◆ **WRITTEN EXERCISE**
Write down every entry below once more, exactly.

◆ **GIVEN DATA**
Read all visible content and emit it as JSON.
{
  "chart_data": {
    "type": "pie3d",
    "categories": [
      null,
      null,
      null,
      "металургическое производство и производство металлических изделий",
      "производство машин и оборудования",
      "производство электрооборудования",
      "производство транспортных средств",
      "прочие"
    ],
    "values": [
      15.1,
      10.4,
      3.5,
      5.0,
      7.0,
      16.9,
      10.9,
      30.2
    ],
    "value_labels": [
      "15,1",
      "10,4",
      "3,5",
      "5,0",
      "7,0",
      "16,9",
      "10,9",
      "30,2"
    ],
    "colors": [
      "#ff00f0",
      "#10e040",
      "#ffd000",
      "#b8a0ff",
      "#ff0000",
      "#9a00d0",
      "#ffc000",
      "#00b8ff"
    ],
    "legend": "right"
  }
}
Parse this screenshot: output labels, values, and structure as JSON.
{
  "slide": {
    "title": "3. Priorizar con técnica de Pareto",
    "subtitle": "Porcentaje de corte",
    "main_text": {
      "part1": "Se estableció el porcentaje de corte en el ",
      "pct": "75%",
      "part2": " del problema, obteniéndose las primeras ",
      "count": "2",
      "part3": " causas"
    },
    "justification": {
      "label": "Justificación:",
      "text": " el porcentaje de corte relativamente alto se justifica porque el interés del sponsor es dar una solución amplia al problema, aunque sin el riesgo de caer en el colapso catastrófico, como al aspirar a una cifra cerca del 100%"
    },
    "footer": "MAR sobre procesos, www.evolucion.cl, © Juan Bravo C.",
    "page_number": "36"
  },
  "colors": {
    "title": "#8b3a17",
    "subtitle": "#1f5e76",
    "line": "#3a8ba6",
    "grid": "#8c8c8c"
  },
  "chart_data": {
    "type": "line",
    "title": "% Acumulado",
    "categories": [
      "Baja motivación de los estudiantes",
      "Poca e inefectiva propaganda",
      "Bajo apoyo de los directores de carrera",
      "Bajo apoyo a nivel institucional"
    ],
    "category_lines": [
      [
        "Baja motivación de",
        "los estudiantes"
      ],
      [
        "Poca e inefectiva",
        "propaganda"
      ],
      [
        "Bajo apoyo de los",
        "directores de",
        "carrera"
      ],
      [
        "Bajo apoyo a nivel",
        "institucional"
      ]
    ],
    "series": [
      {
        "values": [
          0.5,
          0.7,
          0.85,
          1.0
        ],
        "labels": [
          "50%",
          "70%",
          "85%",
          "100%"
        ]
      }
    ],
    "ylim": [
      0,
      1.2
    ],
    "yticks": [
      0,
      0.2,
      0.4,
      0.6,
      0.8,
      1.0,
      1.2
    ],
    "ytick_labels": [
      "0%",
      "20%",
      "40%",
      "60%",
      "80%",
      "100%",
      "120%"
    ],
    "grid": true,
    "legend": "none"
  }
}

◆ **RESULT OF THE TASK**
Read all visible content and emit it as JSON.
{
  "chart_data": {
    "type": "pie3d",
    "categories": [
      null,
      null,
      null,
      "металургическое производство и производство металлических изделий",
      "производство машин и оборудования",
      "производство электрооборудования",
      "производство транспортных средств",
      "прочие"
    ],
    "values": [
      15.1,
      10.4,
      3.5,
      5.0,
      7.0,
      16.9,
      10.9,
      30.2
    ],
    "value_labels": [
      "15,1",
      "10,4",
      "3,5",
      "5,0",
      "7,0",
      "16,9",
      "10,9",
      "30,2"
    ],
    "colors": [
      "#ff00f0",
      "#10e040",
      "#ffd000",
      "#b8a0ff",
      "#ff0000",
      "#9a00d0",
      "#ffc000",
      "#00b8ff"
    ],
    "legend": "right"
  }
}
Parse this screenshot: output labels, values, and structure as JSON.
{
  "slide": {
    "title": "3. Priorizar con técnica de Pareto",
    "subtitle": "Porcentaje de corte",
    "main_text": {
      "part1": "Se estableció el porcentaje de corte en el ",
      "pct": "75%",
      "part2": " del problema, obteniéndose las primeras ",
      "count": "2",
      "part3": " causas"
    },
    "justification": {
      "label": "Justificación:",
      "text": " el porcentaje de corte relativamente alto se justifica porque el interés del sponsor es dar una solución amplia al problema, aunque sin el riesgo de caer en el colapso catastrófico, como al aspirar a una cifra cerca del 100%"
    },
    "footer": "MAR sobre procesos, www.evolucion.cl, © Juan Bravo C.",
    "page_number": "36"
  },
  "colors": {
    "title": "#8b3a17",
    "subtitle": "#1f5e76",
    "line": "#3a8ba6",
    "grid": "#8c8c8c"
  },
  "chart_data": {
    "type": "line",
    "title": "% Acumulado",
    "categories": [
      "Baja motivación de los estudiantes",
      "Poca e inefectiva propaganda",
      "Bajo apoyo de los directores de carrera",
      "Bajo apoyo a nivel institucional"
    ],
    "category_lines": [
      [
        "Baja motivación de",
        "los estudiantes"
      ],
      [
        "Poca e inefectiva",
        "propaganda"
      ],
      [
        "Bajo apoyo de los",
        "directores de",
        "carrera"
      ],
      [
        "Bajo apoyo a nivel",
        "institucional"
      ]
    ],
    "series": [
      {
        "values": [
          0.5,
          0.7,
          0.85,
          1.0
        ],
        "labels": [
          "50%",
          "70%",
          "85%",
          "100%"
        ]
      }
    ],
    "ylim": [
      0,
      1.2
    ],
    "yticks": [
      0,
      0.2,
      0.4,
      0.6,
      0.8,
      1.0,
      1.2
    ],
    "ytick_labels": [
      "0%",
      "20%",
      "40%",
      "60%",
      "80%",
      "100%",
      "120%"
    ],
    "grid": true,
    "legend": "none"
  }
}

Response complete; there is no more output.